A run of records
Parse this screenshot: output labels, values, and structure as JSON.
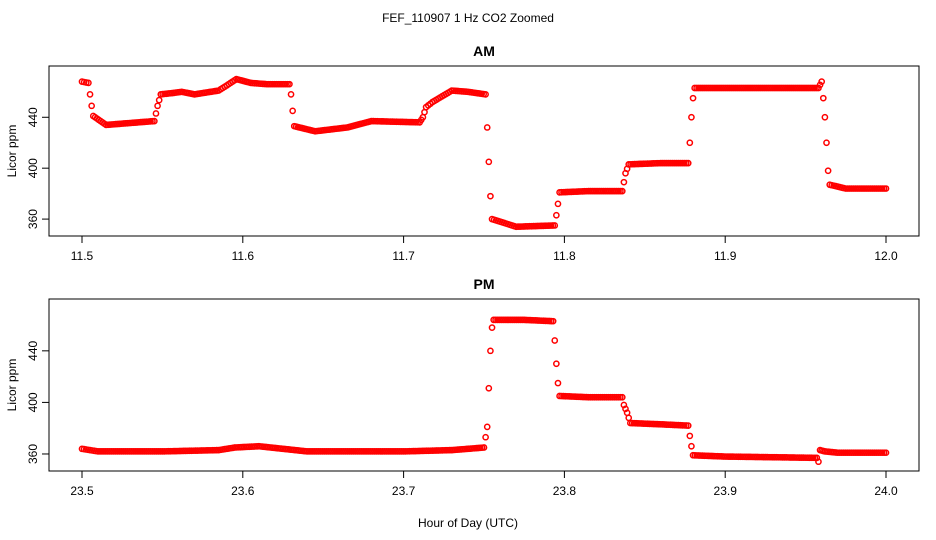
{
  "title": "FEF_110907  1 Hz CO2 Zoomed",
  "xlabel": "Hour of Day (UTC)",
  "colors": {
    "points": "#ff0000",
    "axes": "#000000"
  },
  "chart_data": [
    {
      "type": "scatter",
      "title": "AM",
      "ylabel": "Licor ppm",
      "xlim": [
        11.5,
        12.0
      ],
      "ylim": [
        353,
        474
      ],
      "xticks": [
        "11.5",
        "11.6",
        "11.7",
        "11.8",
        "11.9",
        "12.0"
      ],
      "xtick_values": [
        11.5,
        11.6,
        11.7,
        11.8,
        11.9,
        12.0
      ],
      "yticks": [
        "360",
        "400",
        "440"
      ],
      "ytick_values": [
        360,
        400,
        440
      ],
      "marker": "open-circle",
      "series_points": [
        [
          11.5,
          468
        ],
        [
          11.504,
          467
        ],
        [
          11.505,
          458
        ],
        [
          11.506,
          449
        ],
        [
          11.507,
          441
        ],
        [
          11.515,
          434
        ],
        [
          11.545,
          437
        ],
        [
          11.547,
          449
        ],
        [
          11.549,
          458
        ],
        [
          11.556,
          459
        ],
        [
          11.562,
          460
        ],
        [
          11.57,
          458
        ],
        [
          11.585,
          461
        ],
        [
          11.59,
          465
        ],
        [
          11.596,
          470
        ],
        [
          11.605,
          467
        ],
        [
          11.615,
          466
        ],
        [
          11.629,
          466
        ],
        [
          11.63,
          458
        ],
        [
          11.631,
          445
        ],
        [
          11.632,
          433
        ],
        [
          11.645,
          429
        ],
        [
          11.665,
          432
        ],
        [
          11.68,
          437
        ],
        [
          11.71,
          436
        ],
        [
          11.712,
          440
        ],
        [
          11.714,
          448
        ],
        [
          11.718,
          452
        ],
        [
          11.73,
          461
        ],
        [
          11.74,
          460
        ],
        [
          11.751,
          458
        ],
        [
          11.752,
          432
        ],
        [
          11.753,
          405
        ],
        [
          11.754,
          378
        ],
        [
          11.755,
          360
        ],
        [
          11.77,
          354
        ],
        [
          11.794,
          355
        ],
        [
          11.795,
          363
        ],
        [
          11.796,
          372
        ],
        [
          11.797,
          381
        ],
        [
          11.815,
          382
        ],
        [
          11.836,
          382
        ],
        [
          11.837,
          389
        ],
        [
          11.838,
          396
        ],
        [
          11.84,
          403
        ],
        [
          11.86,
          404
        ],
        [
          11.877,
          404
        ],
        [
          11.878,
          420
        ],
        [
          11.879,
          440
        ],
        [
          11.88,
          455
        ],
        [
          11.881,
          463
        ],
        [
          11.91,
          463
        ],
        [
          11.958,
          463
        ],
        [
          11.96,
          468
        ],
        [
          11.961,
          455
        ],
        [
          11.962,
          440
        ],
        [
          11.963,
          420
        ],
        [
          11.964,
          398
        ],
        [
          11.965,
          387
        ],
        [
          11.975,
          384
        ],
        [
          12.0,
          384
        ]
      ]
    },
    {
      "type": "scatter",
      "title": "PM",
      "ylabel": "Licor ppm",
      "xlim": [
        23.5,
        24.0
      ],
      "ylim": [
        353,
        474
      ],
      "xticks": [
        "23.5",
        "23.6",
        "23.7",
        "23.8",
        "23.9",
        "24.0"
      ],
      "xtick_values": [
        23.5,
        23.6,
        23.7,
        23.8,
        23.9,
        24.0
      ],
      "yticks": [
        "360",
        "400",
        "440"
      ],
      "ytick_values": [
        360,
        400,
        440
      ],
      "marker": "open-circle",
      "series_points": [
        [
          23.5,
          364
        ],
        [
          23.51,
          362
        ],
        [
          23.55,
          362
        ],
        [
          23.585,
          363
        ],
        [
          23.595,
          365
        ],
        [
          23.61,
          366
        ],
        [
          23.625,
          364
        ],
        [
          23.64,
          362
        ],
        [
          23.7,
          362
        ],
        [
          23.73,
          363
        ],
        [
          23.75,
          365
        ],
        [
          23.752,
          381
        ],
        [
          23.753,
          411
        ],
        [
          23.754,
          440
        ],
        [
          23.755,
          458
        ],
        [
          23.756,
          464
        ],
        [
          23.775,
          464
        ],
        [
          23.793,
          463
        ],
        [
          23.794,
          448
        ],
        [
          23.795,
          430
        ],
        [
          23.796,
          415
        ],
        [
          23.797,
          405
        ],
        [
          23.815,
          404
        ],
        [
          23.836,
          404
        ],
        [
          23.837,
          398
        ],
        [
          23.839,
          392
        ],
        [
          23.841,
          384
        ],
        [
          23.86,
          383
        ],
        [
          23.877,
          382
        ],
        [
          23.878,
          374
        ],
        [
          23.879,
          366
        ],
        [
          23.88,
          359
        ],
        [
          23.9,
          358
        ],
        [
          23.957,
          357
        ],
        [
          23.958,
          354
        ],
        [
          23.959,
          363
        ],
        [
          23.962,
          362
        ],
        [
          23.97,
          361
        ],
        [
          24.0,
          361
        ]
      ]
    }
  ]
}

**Written instruction**
Your task is to repeat the material above exactly, without its pictures.

**The result**
Parse this screenshot: output labels, values, and structure as JSON.
{
  "title": "FEF_110907  1 Hz CO2 Zoomed",
  "xlabel": "Hour of Day (UTC)",
  "colors": {
    "points": "#ff0000",
    "axes": "#000000"
  },
  "chart_data": [
    {
      "type": "scatter",
      "title": "AM",
      "ylabel": "Licor ppm",
      "xlim": [
        11.5,
        12.0
      ],
      "ylim": [
        353,
        474
      ],
      "xticks": [
        "11.5",
        "11.6",
        "11.7",
        "11.8",
        "11.9",
        "12.0"
      ],
      "xtick_values": [
        11.5,
        11.6,
        11.7,
        11.8,
        11.9,
        12.0
      ],
      "yticks": [
        "360",
        "400",
        "440"
      ],
      "ytick_values": [
        360,
        400,
        440
      ],
      "marker": "open-circle",
      "series_points": [
        [
          11.5,
          468
        ],
        [
          11.504,
          467
        ],
        [
          11.505,
          458
        ],
        [
          11.506,
          449
        ],
        [
          11.507,
          441
        ],
        [
          11.515,
          434
        ],
        [
          11.545,
          437
        ],
        [
          11.547,
          449
        ],
        [
          11.549,
          458
        ],
        [
          11.556,
          459
        ],
        [
          11.562,
          460
        ],
        [
          11.57,
          458
        ],
        [
          11.585,
          461
        ],
        [
          11.59,
          465
        ],
        [
          11.596,
          470
        ],
        [
          11.605,
          467
        ],
        [
          11.615,
          466
        ],
        [
          11.629,
          466
        ],
        [
          11.63,
          458
        ],
        [
          11.631,
          445
        ],
        [
          11.632,
          433
        ],
        [
          11.645,
          429
        ],
        [
          11.665,
          432
        ],
        [
          11.68,
          437
        ],
        [
          11.71,
          436
        ],
        [
          11.712,
          440
        ],
        [
          11.714,
          448
        ],
        [
          11.718,
          452
        ],
        [
          11.73,
          461
        ],
        [
          11.74,
          460
        ],
        [
          11.751,
          458
        ],
        [
          11.752,
          432
        ],
        [
          11.753,
          405
        ],
        [
          11.754,
          378
        ],
        [
          11.755,
          360
        ],
        [
          11.77,
          354
        ],
        [
          11.794,
          355
        ],
        [
          11.795,
          363
        ],
        [
          11.796,
          372
        ],
        [
          11.797,
          381
        ],
        [
          11.815,
          382
        ],
        [
          11.836,
          382
        ],
        [
          11.837,
          389
        ],
        [
          11.838,
          396
        ],
        [
          11.84,
          403
        ],
        [
          11.86,
          404
        ],
        [
          11.877,
          404
        ],
        [
          11.878,
          420
        ],
        [
          11.879,
          440
        ],
        [
          11.88,
          455
        ],
        [
          11.881,
          463
        ],
        [
          11.91,
          463
        ],
        [
          11.958,
          463
        ],
        [
          11.96,
          468
        ],
        [
          11.961,
          455
        ],
        [
          11.962,
          440
        ],
        [
          11.963,
          420
        ],
        [
          11.964,
          398
        ],
        [
          11.965,
          387
        ],
        [
          11.975,
          384
        ],
        [
          12.0,
          384
        ]
      ]
    },
    {
      "type": "scatter",
      "title": "PM",
      "ylabel": "Licor ppm",
      "xlim": [
        23.5,
        24.0
      ],
      "ylim": [
        353,
        474
      ],
      "xticks": [
        "23.5",
        "23.6",
        "23.7",
        "23.8",
        "23.9",
        "24.0"
      ],
      "xtick_values": [
        23.5,
        23.6,
        23.7,
        23.8,
        23.9,
        24.0
      ],
      "yticks": [
        "360",
        "400",
        "440"
      ],
      "ytick_values": [
        360,
        400,
        440
      ],
      "marker": "open-circle",
      "series_points": [
        [
          23.5,
          364
        ],
        [
          23.51,
          362
        ],
        [
          23.55,
          362
        ],
        [
          23.585,
          363
        ],
        [
          23.595,
          365
        ],
        [
          23.61,
          366
        ],
        [
          23.625,
          364
        ],
        [
          23.64,
          362
        ],
        [
          23.7,
          362
        ],
        [
          23.73,
          363
        ],
        [
          23.75,
          365
        ],
        [
          23.752,
          381
        ],
        [
          23.753,
          411
        ],
        [
          23.754,
          440
        ],
        [
          23.755,
          458
        ],
        [
          23.756,
          464
        ],
        [
          23.775,
          464
        ],
        [
          23.793,
          463
        ],
        [
          23.794,
          448
        ],
        [
          23.795,
          430
        ],
        [
          23.796,
          415
        ],
        [
          23.797,
          405
        ],
        [
          23.815,
          404
        ],
        [
          23.836,
          404
        ],
        [
          23.837,
          398
        ],
        [
          23.839,
          392
        ],
        [
          23.841,
          384
        ],
        [
          23.86,
          383
        ],
        [
          23.877,
          382
        ],
        [
          23.878,
          374
        ],
        [
          23.879,
          366
        ],
        [
          23.88,
          359
        ],
        [
          23.9,
          358
        ],
        [
          23.957,
          357
        ],
        [
          23.958,
          354
        ],
        [
          23.959,
          363
        ],
        [
          23.962,
          362
        ],
        [
          23.97,
          361
        ],
        [
          24.0,
          361
        ]
      ]
    }
  ]
}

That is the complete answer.